*Objetivo*.
Transcreva integralmente os dados abaixo, linha por linha, sem nenhuma alteração.

Itens de um conjunto de dados:
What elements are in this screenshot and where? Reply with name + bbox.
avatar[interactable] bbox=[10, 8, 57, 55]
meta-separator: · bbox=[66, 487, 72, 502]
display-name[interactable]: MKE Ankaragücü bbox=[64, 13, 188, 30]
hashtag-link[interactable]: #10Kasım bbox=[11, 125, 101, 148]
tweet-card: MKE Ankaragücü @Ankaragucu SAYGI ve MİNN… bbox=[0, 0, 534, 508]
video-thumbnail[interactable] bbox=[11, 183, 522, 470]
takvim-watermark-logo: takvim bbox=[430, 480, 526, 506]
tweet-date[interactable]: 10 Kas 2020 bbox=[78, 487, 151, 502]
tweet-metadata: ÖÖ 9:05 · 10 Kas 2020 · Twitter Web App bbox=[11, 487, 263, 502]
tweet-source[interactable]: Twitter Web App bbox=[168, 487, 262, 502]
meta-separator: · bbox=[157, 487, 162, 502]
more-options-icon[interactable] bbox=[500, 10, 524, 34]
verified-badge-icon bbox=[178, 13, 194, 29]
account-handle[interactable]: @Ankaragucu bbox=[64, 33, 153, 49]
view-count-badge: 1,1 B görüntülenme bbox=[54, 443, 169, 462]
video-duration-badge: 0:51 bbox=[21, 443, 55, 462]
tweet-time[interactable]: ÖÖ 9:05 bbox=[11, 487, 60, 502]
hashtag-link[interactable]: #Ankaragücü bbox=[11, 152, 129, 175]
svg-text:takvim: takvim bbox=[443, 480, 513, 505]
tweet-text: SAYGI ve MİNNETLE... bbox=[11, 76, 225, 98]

*Resposta final*.
What elements are in this screenshot and where? Reply with name + bbox.
avatar[interactable] bbox=[10, 8, 57, 55]
meta-separator: · bbox=[66, 487, 72, 502]
display-name[interactable]: MKE Ankaragücü bbox=[64, 13, 188, 30]
hashtag-link[interactable]: #10Kasım bbox=[11, 125, 101, 148]
tweet-card: MKE Ankaragücü @Ankaragucu SAYGI ve MİNN… bbox=[0, 0, 534, 508]
video-thumbnail[interactable] bbox=[11, 183, 522, 470]
takvim-watermark-logo: takvim bbox=[430, 480, 526, 506]
tweet-date[interactable]: 10 Kas 2020 bbox=[78, 487, 151, 502]
tweet-metadata: ÖÖ 9:05 · 10 Kas 2020 · Twitter Web App bbox=[11, 487, 263, 502]
tweet-source[interactable]: Twitter Web App bbox=[168, 487, 262, 502]
meta-separator: · bbox=[157, 487, 162, 502]
more-options-icon[interactable] bbox=[500, 10, 524, 34]
verified-badge-icon bbox=[178, 13, 194, 29]
account-handle[interactable]: @Ankaragucu bbox=[64, 33, 153, 49]
view-count-badge: 1,1 B görüntülenme bbox=[54, 443, 169, 462]
video-duration-badge: 0:51 bbox=[21, 443, 55, 462]
tweet-time[interactable]: ÖÖ 9:05 bbox=[11, 487, 60, 502]
hashtag-link[interactable]: #Ankaragücü bbox=[11, 152, 129, 175]
svg-text:takvim: takvim bbox=[443, 480, 513, 505]
tweet-text: SAYGI ve MİNNETLE... bbox=[11, 76, 225, 98]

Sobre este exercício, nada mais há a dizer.